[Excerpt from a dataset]
---
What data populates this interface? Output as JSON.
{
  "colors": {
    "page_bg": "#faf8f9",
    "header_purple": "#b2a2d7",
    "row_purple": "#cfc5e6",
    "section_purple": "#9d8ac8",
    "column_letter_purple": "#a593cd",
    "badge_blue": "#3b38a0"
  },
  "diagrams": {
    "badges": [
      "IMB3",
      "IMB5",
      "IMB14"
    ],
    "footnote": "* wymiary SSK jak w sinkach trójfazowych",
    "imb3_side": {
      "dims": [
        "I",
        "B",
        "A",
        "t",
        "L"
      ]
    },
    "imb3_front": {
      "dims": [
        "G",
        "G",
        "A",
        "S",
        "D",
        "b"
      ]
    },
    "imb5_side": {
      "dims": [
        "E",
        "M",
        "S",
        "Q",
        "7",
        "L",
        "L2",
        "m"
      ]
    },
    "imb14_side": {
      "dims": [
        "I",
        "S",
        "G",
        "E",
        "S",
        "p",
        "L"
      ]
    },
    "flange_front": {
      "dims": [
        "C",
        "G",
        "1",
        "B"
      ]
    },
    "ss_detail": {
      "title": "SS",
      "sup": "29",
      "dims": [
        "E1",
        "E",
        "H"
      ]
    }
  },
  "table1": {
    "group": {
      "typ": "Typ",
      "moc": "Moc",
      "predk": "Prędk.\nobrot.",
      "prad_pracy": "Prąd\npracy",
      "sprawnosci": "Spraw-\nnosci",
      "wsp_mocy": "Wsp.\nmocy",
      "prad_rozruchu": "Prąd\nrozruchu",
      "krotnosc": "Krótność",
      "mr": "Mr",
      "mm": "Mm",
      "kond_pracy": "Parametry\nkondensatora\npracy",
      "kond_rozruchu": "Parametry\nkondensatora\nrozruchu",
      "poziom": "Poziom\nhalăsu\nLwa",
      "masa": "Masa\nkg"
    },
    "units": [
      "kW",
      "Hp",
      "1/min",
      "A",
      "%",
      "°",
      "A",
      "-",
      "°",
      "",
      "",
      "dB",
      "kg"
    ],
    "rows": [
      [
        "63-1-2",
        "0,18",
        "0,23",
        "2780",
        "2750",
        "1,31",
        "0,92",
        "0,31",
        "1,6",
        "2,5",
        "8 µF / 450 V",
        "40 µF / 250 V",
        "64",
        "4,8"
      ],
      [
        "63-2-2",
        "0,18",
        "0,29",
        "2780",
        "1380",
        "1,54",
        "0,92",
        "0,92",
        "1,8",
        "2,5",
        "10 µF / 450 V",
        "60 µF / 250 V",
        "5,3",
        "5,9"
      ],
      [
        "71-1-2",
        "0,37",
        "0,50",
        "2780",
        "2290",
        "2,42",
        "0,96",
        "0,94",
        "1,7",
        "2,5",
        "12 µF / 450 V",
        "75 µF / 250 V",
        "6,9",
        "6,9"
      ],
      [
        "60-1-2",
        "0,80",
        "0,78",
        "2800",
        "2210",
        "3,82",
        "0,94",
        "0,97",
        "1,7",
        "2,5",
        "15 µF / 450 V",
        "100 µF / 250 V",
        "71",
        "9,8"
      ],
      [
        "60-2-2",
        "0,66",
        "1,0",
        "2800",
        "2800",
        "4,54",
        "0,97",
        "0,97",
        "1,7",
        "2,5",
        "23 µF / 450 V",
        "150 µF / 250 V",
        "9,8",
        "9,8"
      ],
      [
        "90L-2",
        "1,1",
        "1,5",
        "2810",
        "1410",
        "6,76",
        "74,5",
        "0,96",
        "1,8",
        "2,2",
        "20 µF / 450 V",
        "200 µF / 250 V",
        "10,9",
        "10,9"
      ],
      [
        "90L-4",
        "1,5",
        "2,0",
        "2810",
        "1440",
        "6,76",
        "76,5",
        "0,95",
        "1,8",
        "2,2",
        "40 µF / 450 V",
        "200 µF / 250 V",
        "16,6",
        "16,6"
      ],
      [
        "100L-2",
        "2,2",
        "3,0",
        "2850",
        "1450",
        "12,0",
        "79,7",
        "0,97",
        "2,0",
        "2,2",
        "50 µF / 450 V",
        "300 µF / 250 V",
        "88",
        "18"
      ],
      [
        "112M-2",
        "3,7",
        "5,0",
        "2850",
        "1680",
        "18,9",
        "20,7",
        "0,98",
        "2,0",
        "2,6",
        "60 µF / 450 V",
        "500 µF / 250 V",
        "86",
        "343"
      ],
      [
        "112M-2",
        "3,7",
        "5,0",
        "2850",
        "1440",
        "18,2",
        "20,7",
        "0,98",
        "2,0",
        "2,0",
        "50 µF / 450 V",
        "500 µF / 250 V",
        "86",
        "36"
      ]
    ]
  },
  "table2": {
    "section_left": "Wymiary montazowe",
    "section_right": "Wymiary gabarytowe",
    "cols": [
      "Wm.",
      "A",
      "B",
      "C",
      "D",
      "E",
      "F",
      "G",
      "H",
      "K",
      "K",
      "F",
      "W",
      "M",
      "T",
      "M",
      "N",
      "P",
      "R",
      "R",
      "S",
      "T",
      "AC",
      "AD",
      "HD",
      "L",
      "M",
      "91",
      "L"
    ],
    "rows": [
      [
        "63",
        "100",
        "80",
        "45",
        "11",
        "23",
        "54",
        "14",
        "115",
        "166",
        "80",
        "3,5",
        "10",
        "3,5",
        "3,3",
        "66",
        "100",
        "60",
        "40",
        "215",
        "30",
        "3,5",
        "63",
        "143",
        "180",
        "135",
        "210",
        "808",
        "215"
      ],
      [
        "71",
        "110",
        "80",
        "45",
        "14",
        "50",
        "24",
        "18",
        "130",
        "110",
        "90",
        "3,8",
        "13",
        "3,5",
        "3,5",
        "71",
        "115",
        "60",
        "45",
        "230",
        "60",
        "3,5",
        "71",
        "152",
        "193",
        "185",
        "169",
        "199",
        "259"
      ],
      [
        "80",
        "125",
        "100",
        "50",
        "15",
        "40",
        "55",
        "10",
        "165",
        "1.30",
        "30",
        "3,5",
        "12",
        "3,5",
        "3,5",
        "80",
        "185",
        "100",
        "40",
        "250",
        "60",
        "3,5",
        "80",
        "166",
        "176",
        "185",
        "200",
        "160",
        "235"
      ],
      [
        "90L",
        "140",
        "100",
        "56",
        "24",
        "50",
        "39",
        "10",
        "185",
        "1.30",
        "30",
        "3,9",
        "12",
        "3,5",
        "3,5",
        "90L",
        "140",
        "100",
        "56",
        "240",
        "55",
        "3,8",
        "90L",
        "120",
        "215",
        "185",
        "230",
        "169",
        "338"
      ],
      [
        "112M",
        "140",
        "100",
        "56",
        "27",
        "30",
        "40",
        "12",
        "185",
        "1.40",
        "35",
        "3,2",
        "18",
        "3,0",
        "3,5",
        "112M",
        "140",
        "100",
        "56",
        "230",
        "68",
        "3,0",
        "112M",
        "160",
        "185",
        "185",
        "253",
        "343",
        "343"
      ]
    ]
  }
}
---
◆ Challenge: Reproduce all of the records exactly.

◆ Task solution:
What data populates this interface? Output as JSON.
{
  "colors": {
    "page_bg": "#faf8f9",
    "header_purple": "#b2a2d7",
    "row_purple": "#cfc5e6",
    "section_purple": "#9d8ac8",
    "column_letter_purple": "#a593cd",
    "badge_blue": "#3b38a0"
  },
  "diagrams": {
    "badges": [
      "IMB3",
      "IMB5",
      "IMB14"
    ],
    "footnote": "* wymiary SSK jak w sinkach trójfazowych",
    "imb3_side": {
      "dims": [
        "I",
        "B",
        "A",
        "t",
        "L"
      ]
    },
    "imb3_front": {
      "dims": [
        "G",
        "G",
        "A",
        "S",
        "D",
        "b"
      ]
    },
    "imb5_side": {
      "dims": [
        "E",
        "M",
        "S",
        "Q",
        "7",
        "L",
        "L2",
        "m"
      ]
    },
    "imb14_side": {
      "dims": [
        "I",
        "S",
        "G",
        "E",
        "S",
        "p",
        "L"
      ]
    },
    "flange_front": {
      "dims": [
        "C",
        "G",
        "1",
        "B"
      ]
    },
    "ss_detail": {
      "title": "SS",
      "sup": "29",
      "dims": [
        "E1",
        "E",
        "H"
      ]
    }
  },
  "table1": {
    "group": {
      "typ": "Typ",
      "moc": "Moc",
      "predk": "Prędk.\nobrot.",
      "prad_pracy": "Prąd\npracy",
      "sprawnosci": "Spraw-\nnosci",
      "wsp_mocy": "Wsp.\nmocy",
      "prad_rozruchu": "Prąd\nrozruchu",
      "krotnosc": "Krótność",
      "mr": "Mr",
      "mm": "Mm",
      "kond_pracy": "Parametry\nkondensatora\npracy",
      "kond_rozruchu": "Parametry\nkondensatora\nrozruchu",
      "poziom": "Poziom\nhalăsu\nLwa",
      "masa": "Masa\nkg"
    },
    "units": [
      "kW",
      "Hp",
      "1/min",
      "A",
      "%",
      "°",
      "A",
      "-",
      "°",
      "",
      "",
      "dB",
      "kg"
    ],
    "rows": [
      [
        "63-1-2",
        "0,18",
        "0,23",
        "2780",
        "2750",
        "1,31",
        "0,92",
        "0,31",
        "1,6",
        "2,5",
        "8 µF / 450 V",
        "40 µF / 250 V",
        "64",
        "4,8"
      ],
      [
        "63-2-2",
        "0,18",
        "0,29",
        "2780",
        "1380",
        "1,54",
        "0,92",
        "0,92",
        "1,8",
        "2,5",
        "10 µF / 450 V",
        "60 µF / 250 V",
        "5,3",
        "5,9"
      ],
      [
        "71-1-2",
        "0,37",
        "0,50",
        "2780",
        "2290",
        "2,42",
        "0,96",
        "0,94",
        "1,7",
        "2,5",
        "12 µF / 450 V",
        "75 µF / 250 V",
        "6,9",
        "6,9"
      ],
      [
        "60-1-2",
        "0,80",
        "0,78",
        "2800",
        "2210",
        "3,82",
        "0,94",
        "0,97",
        "1,7",
        "2,5",
        "15 µF / 450 V",
        "100 µF / 250 V",
        "71",
        "9,8"
      ],
      [
        "60-2-2",
        "0,66",
        "1,0",
        "2800",
        "2800",
        "4,54",
        "0,97",
        "0,97",
        "1,7",
        "2,5",
        "23 µF / 450 V",
        "150 µF / 250 V",
        "9,8",
        "9,8"
      ],
      [
        "90L-2",
        "1,1",
        "1,5",
        "2810",
        "1410",
        "6,76",
        "74,5",
        "0,96",
        "1,8",
        "2,2",
        "20 µF / 450 V",
        "200 µF / 250 V",
        "10,9",
        "10,9"
      ],
      [
        "90L-4",
        "1,5",
        "2,0",
        "2810",
        "1440",
        "6,76",
        "76,5",
        "0,95",
        "1,8",
        "2,2",
        "40 µF / 450 V",
        "200 µF / 250 V",
        "16,6",
        "16,6"
      ],
      [
        "100L-2",
        "2,2",
        "3,0",
        "2850",
        "1450",
        "12,0",
        "79,7",
        "0,97",
        "2,0",
        "2,2",
        "50 µF / 450 V",
        "300 µF / 250 V",
        "88",
        "18"
      ],
      [
        "112M-2",
        "3,7",
        "5,0",
        "2850",
        "1680",
        "18,9",
        "20,7",
        "0,98",
        "2,0",
        "2,6",
        "60 µF / 450 V",
        "500 µF / 250 V",
        "86",
        "343"
      ],
      [
        "112M-2",
        "3,7",
        "5,0",
        "2850",
        "1440",
        "18,2",
        "20,7",
        "0,98",
        "2,0",
        "2,0",
        "50 µF / 450 V",
        "500 µF / 250 V",
        "86",
        "36"
      ]
    ]
  },
  "table2": {
    "section_left": "Wymiary montazowe",
    "section_right": "Wymiary gabarytowe",
    "cols": [
      "Wm.",
      "A",
      "B",
      "C",
      "D",
      "E",
      "F",
      "G",
      "H",
      "K",
      "K",
      "F",
      "W",
      "M",
      "T",
      "M",
      "N",
      "P",
      "R",
      "R",
      "S",
      "T",
      "AC",
      "AD",
      "HD",
      "L",
      "M",
      "91",
      "L"
    ],
    "rows": [
      [
        "63",
        "100",
        "80",
        "45",
        "11",
        "23",
        "54",
        "14",
        "115",
        "166",
        "80",
        "3,5",
        "10",
        "3,5",
        "3,3",
        "66",
        "100",
        "60",
        "40",
        "215",
        "30",
        "3,5",
        "63",
        "143",
        "180",
        "135",
        "210",
        "808",
        "215"
      ],
      [
        "71",
        "110",
        "80",
        "45",
        "14",
        "50",
        "24",
        "18",
        "130",
        "110",
        "90",
        "3,8",
        "13",
        "3,5",
        "3,5",
        "71",
        "115",
        "60",
        "45",
        "230",
        "60",
        "3,5",
        "71",
        "152",
        "193",
        "185",
        "169",
        "199",
        "259"
      ],
      [
        "80",
        "125",
        "100",
        "50",
        "15",
        "40",
        "55",
        "10",
        "165",
        "1.30",
        "30",
        "3,5",
        "12",
        "3,5",
        "3,5",
        "80",
        "185",
        "100",
        "40",
        "250",
        "60",
        "3,5",
        "80",
        "166",
        "176",
        "185",
        "200",
        "160",
        "235"
      ],
      [
        "90L",
        "140",
        "100",
        "56",
        "24",
        "50",
        "39",
        "10",
        "185",
        "1.30",
        "30",
        "3,9",
        "12",
        "3,5",
        "3,5",
        "90L",
        "140",
        "100",
        "56",
        "240",
        "55",
        "3,8",
        "90L",
        "120",
        "215",
        "185",
        "230",
        "169",
        "338"
      ],
      [
        "112M",
        "140",
        "100",
        "56",
        "27",
        "30",
        "40",
        "12",
        "185",
        "1.40",
        "35",
        "3,2",
        "18",
        "3,0",
        "3,5",
        "112M",
        "140",
        "100",
        "56",
        "230",
        "68",
        "3,0",
        "112M",
        "160",
        "185",
        "185",
        "253",
        "343",
        "343"
      ]
    ]
  }
}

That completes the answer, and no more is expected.